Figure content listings
==========
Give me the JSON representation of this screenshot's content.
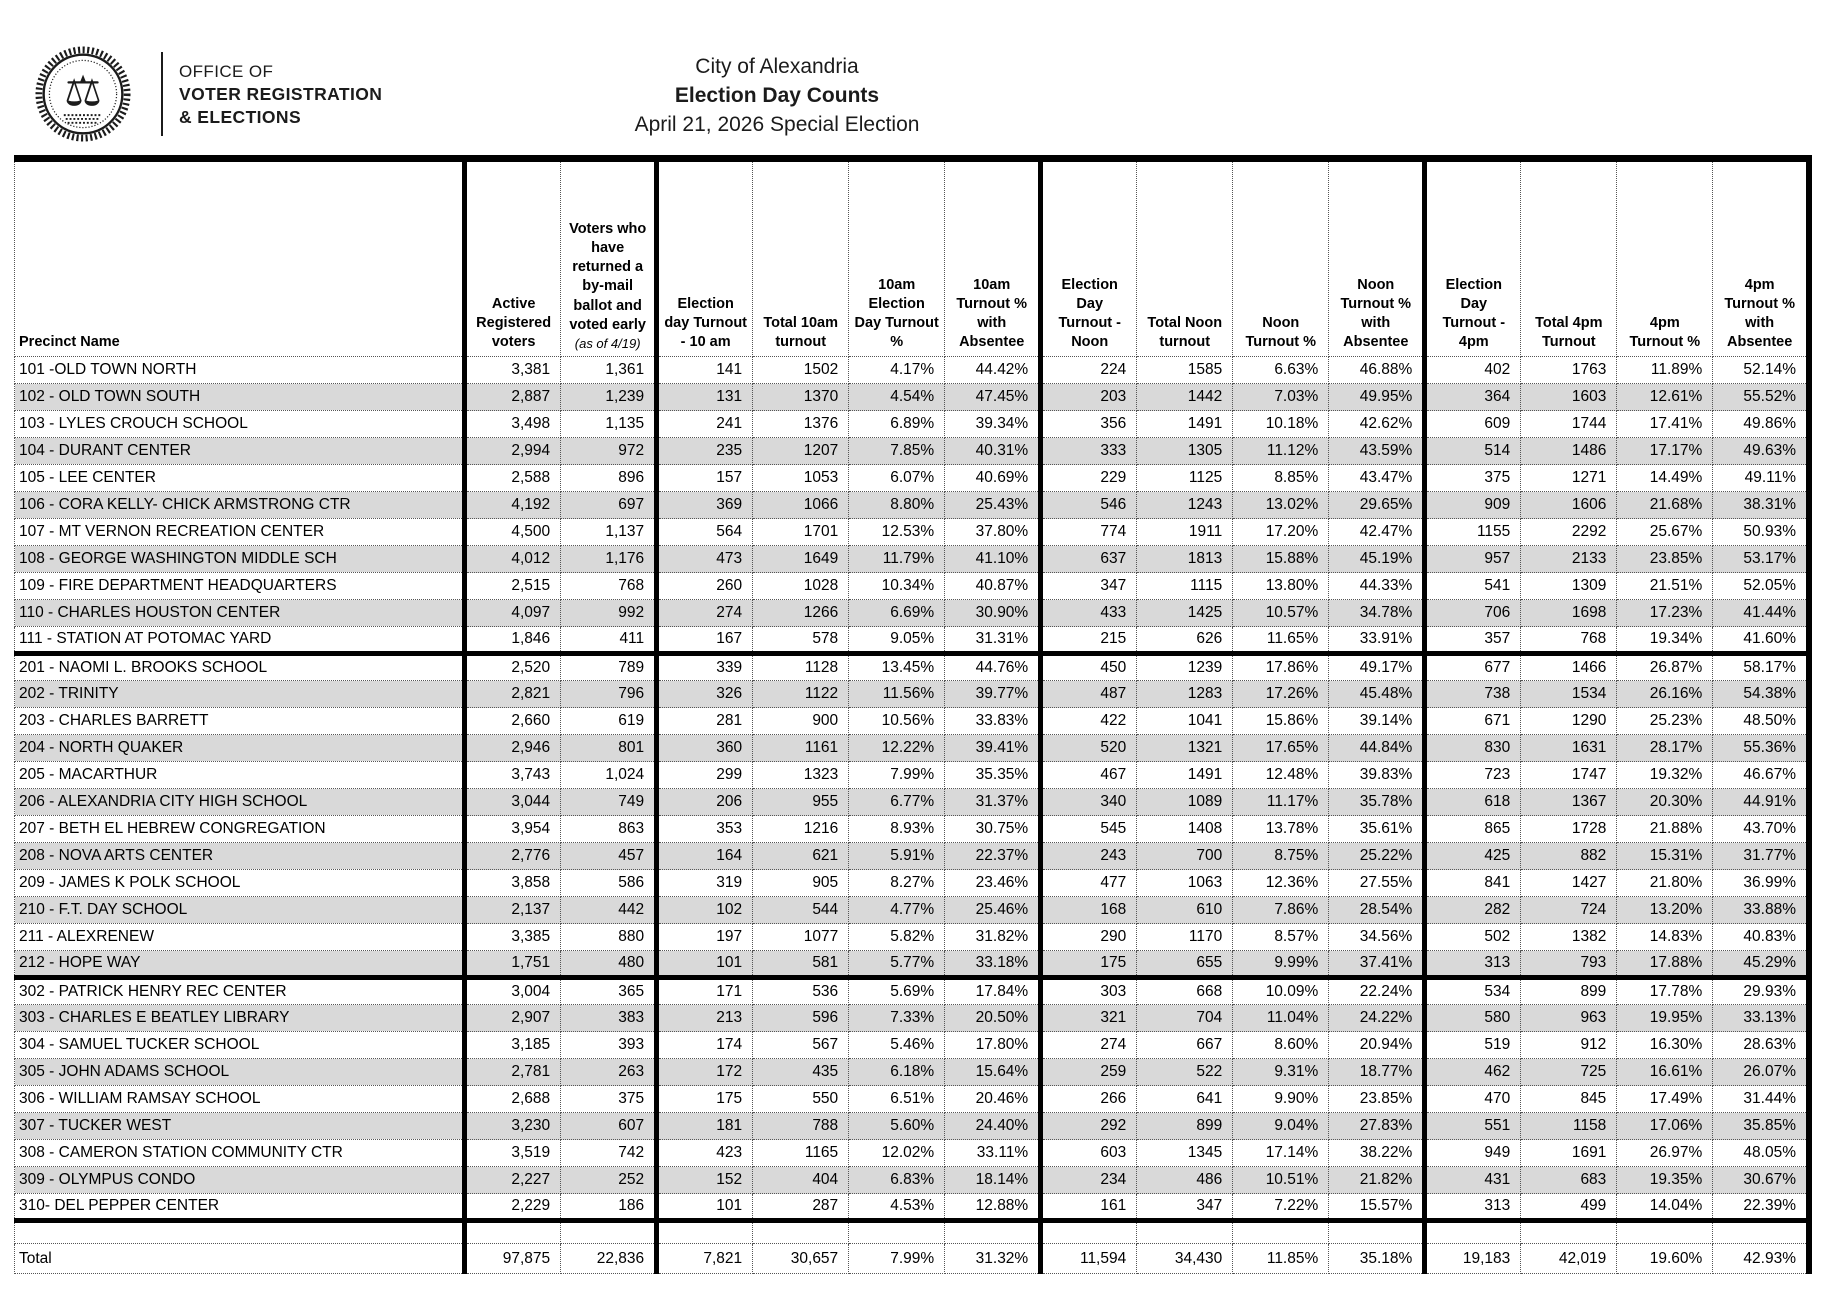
{
  "colors": {
    "row_stripe": "#d9d9d9",
    "rule": "#000000"
  },
  "logo": {
    "line1": "OFFICE OF",
    "line2": "VOTER REGISTRATION",
    "line3": "& ELECTIONS",
    "seal_icon": "city-of-alexandria-seal"
  },
  "titles": {
    "title": "City of Alexandria",
    "subtitle": "Election Day Counts",
    "date_line": "April 21, 2026 Special Election"
  },
  "table": {
    "columns": [
      {
        "label": "Precinct Name"
      },
      {
        "label": "Active Registered voters"
      },
      {
        "label": "Voters who have returned a by-mail ballot and voted early",
        "note": "(as of 4/19)"
      },
      {
        "label": "Election day Turnout - 10 am"
      },
      {
        "label": "Total 10am turnout"
      },
      {
        "label": "10am Election Day Turnout %"
      },
      {
        "label": "10am Turnout % with Absentee"
      },
      {
        "label": "Election Day Turnout - Noon"
      },
      {
        "label": "Total Noon turnout"
      },
      {
        "label": "Noon Turnout %"
      },
      {
        "label": "Noon Turnout % with Absentee"
      },
      {
        "label": "Election Day Turnout - 4pm"
      },
      {
        "label": "Total 4pm Turnout"
      },
      {
        "label": "4pm Turnout %"
      },
      {
        "label": "4pm Turnout % with Absentee"
      }
    ],
    "groups": [
      {
        "rows": [
          {
            "name": "101 -OLD TOWN NORTH",
            "values": [
              "3,381",
              "1,361",
              "141",
              "1502",
              "4.17%",
              "44.42%",
              "224",
              "1585",
              "6.63%",
              "46.88%",
              "402",
              "1763",
              "11.89%",
              "52.14%"
            ]
          },
          {
            "name": "102 - OLD TOWN SOUTH",
            "values": [
              "2,887",
              "1,239",
              "131",
              "1370",
              "4.54%",
              "47.45%",
              "203",
              "1442",
              "7.03%",
              "49.95%",
              "364",
              "1603",
              "12.61%",
              "55.52%"
            ]
          },
          {
            "name": "103 - LYLES CROUCH SCHOOL",
            "values": [
              "3,498",
              "1,135",
              "241",
              "1376",
              "6.89%",
              "39.34%",
              "356",
              "1491",
              "10.18%",
              "42.62%",
              "609",
              "1744",
              "17.41%",
              "49.86%"
            ]
          },
          {
            "name": "104 - DURANT CENTER",
            "values": [
              "2,994",
              "972",
              "235",
              "1207",
              "7.85%",
              "40.31%",
              "333",
              "1305",
              "11.12%",
              "43.59%",
              "514",
              "1486",
              "17.17%",
              "49.63%"
            ]
          },
          {
            "name": "105 - LEE CENTER",
            "values": [
              "2,588",
              "896",
              "157",
              "1053",
              "6.07%",
              "40.69%",
              "229",
              "1125",
              "8.85%",
              "43.47%",
              "375",
              "1271",
              "14.49%",
              "49.11%"
            ]
          },
          {
            "name": "106 - CORA KELLY- CHICK ARMSTRONG CTR",
            "values": [
              "4,192",
              "697",
              "369",
              "1066",
              "8.80%",
              "25.43%",
              "546",
              "1243",
              "13.02%",
              "29.65%",
              "909",
              "1606",
              "21.68%",
              "38.31%"
            ]
          },
          {
            "name": "107 - MT VERNON RECREATION CENTER",
            "values": [
              "4,500",
              "1,137",
              "564",
              "1701",
              "12.53%",
              "37.80%",
              "774",
              "1911",
              "17.20%",
              "42.47%",
              "1155",
              "2292",
              "25.67%",
              "50.93%"
            ]
          },
          {
            "name": "108 - GEORGE WASHINGTON MIDDLE SCH",
            "values": [
              "4,012",
              "1,176",
              "473",
              "1649",
              "11.79%",
              "41.10%",
              "637",
              "1813",
              "15.88%",
              "45.19%",
              "957",
              "2133",
              "23.85%",
              "53.17%"
            ]
          },
          {
            "name": "109 - FIRE DEPARTMENT HEADQUARTERS",
            "values": [
              "2,515",
              "768",
              "260",
              "1028",
              "10.34%",
              "40.87%",
              "347",
              "1115",
              "13.80%",
              "44.33%",
              "541",
              "1309",
              "21.51%",
              "52.05%"
            ]
          },
          {
            "name": "110 - CHARLES HOUSTON CENTER",
            "values": [
              "4,097",
              "992",
              "274",
              "1266",
              "6.69%",
              "30.90%",
              "433",
              "1425",
              "10.57%",
              "34.78%",
              "706",
              "1698",
              "17.23%",
              "41.44%"
            ]
          },
          {
            "name": "111 - STATION AT POTOMAC YARD",
            "values": [
              "1,846",
              "411",
              "167",
              "578",
              "9.05%",
              "31.31%",
              "215",
              "626",
              "11.65%",
              "33.91%",
              "357",
              "768",
              "19.34%",
              "41.60%"
            ]
          }
        ]
      },
      {
        "rows": [
          {
            "name": "201 - NAOMI L. BROOKS SCHOOL",
            "values": [
              "2,520",
              "789",
              "339",
              "1128",
              "13.45%",
              "44.76%",
              "450",
              "1239",
              "17.86%",
              "49.17%",
              "677",
              "1466",
              "26.87%",
              "58.17%"
            ]
          },
          {
            "name": "202 - TRINITY",
            "values": [
              "2,821",
              "796",
              "326",
              "1122",
              "11.56%",
              "39.77%",
              "487",
              "1283",
              "17.26%",
              "45.48%",
              "738",
              "1534",
              "26.16%",
              "54.38%"
            ]
          },
          {
            "name": "203 - CHARLES BARRETT",
            "values": [
              "2,660",
              "619",
              "281",
              "900",
              "10.56%",
              "33.83%",
              "422",
              "1041",
              "15.86%",
              "39.14%",
              "671",
              "1290",
              "25.23%",
              "48.50%"
            ]
          },
          {
            "name": "204 - NORTH QUAKER",
            "values": [
              "2,946",
              "801",
              "360",
              "1161",
              "12.22%",
              "39.41%",
              "520",
              "1321",
              "17.65%",
              "44.84%",
              "830",
              "1631",
              "28.17%",
              "55.36%"
            ]
          },
          {
            "name": "205 - MACARTHUR",
            "values": [
              "3,743",
              "1,024",
              "299",
              "1323",
              "7.99%",
              "35.35%",
              "467",
              "1491",
              "12.48%",
              "39.83%",
              "723",
              "1747",
              "19.32%",
              "46.67%"
            ]
          },
          {
            "name": "206 - ALEXANDRIA CITY HIGH SCHOOL",
            "values": [
              "3,044",
              "749",
              "206",
              "955",
              "6.77%",
              "31.37%",
              "340",
              "1089",
              "11.17%",
              "35.78%",
              "618",
              "1367",
              "20.30%",
              "44.91%"
            ]
          },
          {
            "name": "207 -  BETH EL HEBREW CONGREGATION",
            "values": [
              "3,954",
              "863",
              "353",
              "1216",
              "8.93%",
              "30.75%",
              "545",
              "1408",
              "13.78%",
              "35.61%",
              "865",
              "1728",
              "21.88%",
              "43.70%"
            ]
          },
          {
            "name": "208 - NOVA ARTS CENTER",
            "values": [
              "2,776",
              "457",
              "164",
              "621",
              "5.91%",
              "22.37%",
              "243",
              "700",
              "8.75%",
              "25.22%",
              "425",
              "882",
              "15.31%",
              "31.77%"
            ]
          },
          {
            "name": "209 - JAMES K POLK SCHOOL",
            "values": [
              "3,858",
              "586",
              "319",
              "905",
              "8.27%",
              "23.46%",
              "477",
              "1063",
              "12.36%",
              "27.55%",
              "841",
              "1427",
              "21.80%",
              "36.99%"
            ]
          },
          {
            "name": "210 - F.T. DAY SCHOOL",
            "values": [
              "2,137",
              "442",
              "102",
              "544",
              "4.77%",
              "25.46%",
              "168",
              "610",
              "7.86%",
              "28.54%",
              "282",
              "724",
              "13.20%",
              "33.88%"
            ]
          },
          {
            "name": "211 - ALEXRENEW",
            "values": [
              "3,385",
              "880",
              "197",
              "1077",
              "5.82%",
              "31.82%",
              "290",
              "1170",
              "8.57%",
              "34.56%",
              "502",
              "1382",
              "14.83%",
              "40.83%"
            ]
          },
          {
            "name": "212 - HOPE WAY",
            "values": [
              "1,751",
              "480",
              "101",
              "581",
              "5.77%",
              "33.18%",
              "175",
              "655",
              "9.99%",
              "37.41%",
              "313",
              "793",
              "17.88%",
              "45.29%"
            ]
          }
        ]
      },
      {
        "rows": [
          {
            "name": "302 - PATRICK HENRY REC CENTER",
            "values": [
              "3,004",
              "365",
              "171",
              "536",
              "5.69%",
              "17.84%",
              "303",
              "668",
              "10.09%",
              "22.24%",
              "534",
              "899",
              "17.78%",
              "29.93%"
            ]
          },
          {
            "name": "303 - CHARLES E BEATLEY LIBRARY",
            "values": [
              "2,907",
              "383",
              "213",
              "596",
              "7.33%",
              "20.50%",
              "321",
              "704",
              "11.04%",
              "24.22%",
              "580",
              "963",
              "19.95%",
              "33.13%"
            ]
          },
          {
            "name": "304 - SAMUEL TUCKER SCHOOL",
            "values": [
              "3,185",
              "393",
              "174",
              "567",
              "5.46%",
              "17.80%",
              "274",
              "667",
              "8.60%",
              "20.94%",
              "519",
              "912",
              "16.30%",
              "28.63%"
            ]
          },
          {
            "name": "305 - JOHN ADAMS SCHOOL",
            "values": [
              "2,781",
              "263",
              "172",
              "435",
              "6.18%",
              "15.64%",
              "259",
              "522",
              "9.31%",
              "18.77%",
              "462",
              "725",
              "16.61%",
              "26.07%"
            ]
          },
          {
            "name": "306 - WILLIAM RAMSAY SCHOOL",
            "values": [
              "2,688",
              "375",
              "175",
              "550",
              "6.51%",
              "20.46%",
              "266",
              "641",
              "9.90%",
              "23.85%",
              "470",
              "845",
              "17.49%",
              "31.44%"
            ]
          },
          {
            "name": "307 - TUCKER WEST",
            "values": [
              "3,230",
              "607",
              "181",
              "788",
              "5.60%",
              "24.40%",
              "292",
              "899",
              "9.04%",
              "27.83%",
              "551",
              "1158",
              "17.06%",
              "35.85%"
            ]
          },
          {
            "name": "308 - CAMERON STATION COMMUNITY CTR",
            "values": [
              "3,519",
              "742",
              "423",
              "1165",
              "12.02%",
              "33.11%",
              "603",
              "1345",
              "17.14%",
              "38.22%",
              "949",
              "1691",
              "26.97%",
              "48.05%"
            ]
          },
          {
            "name": "309 - OLYMPUS CONDO",
            "values": [
              "2,227",
              "252",
              "152",
              "404",
              "6.83%",
              "18.14%",
              "234",
              "486",
              "10.51%",
              "21.82%",
              "431",
              "683",
              "19.35%",
              "30.67%"
            ]
          },
          {
            "name": "310- DEL PEPPER CENTER",
            "values": [
              "2,229",
              "186",
              "101",
              "287",
              "4.53%",
              "12.88%",
              "161",
              "347",
              "7.22%",
              "15.57%",
              "313",
              "499",
              "14.04%",
              "22.39%"
            ]
          }
        ]
      }
    ],
    "total_row": {
      "name": "Total",
      "values": [
        "97,875",
        "22,836",
        "7,821",
        "30,657",
        "7.99%",
        "31.32%",
        "11,594",
        "34,430",
        "11.85%",
        "35.18%",
        "19,183",
        "42,019",
        "19.60%",
        "42.93%"
      ]
    }
  }
}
==========
▸ DIRECTIONS FOR THIS TASK: From the listing, copy each line containing the word "SCHOOL".

▸ THE COMPLETED TASK:
            "name": "103 - LYLES CROUCH SCHOOL",
            "name": "201 - NAOMI L. BROOKS SCHOOL",
            "name": "206 - ALEXANDRIA CITY HIGH SCHOOL",
            "name": "209 - JAMES K POLK SCHOOL",
            "name": "210 - F.T. DAY SCHOOL",
            "name": "304 - SAMUEL TUCKER SCHOOL",
            "name": "305 - JOHN ADAMS SCHOOL",
            "name": "306 - WILLIAM RAMSAY SCHOOL",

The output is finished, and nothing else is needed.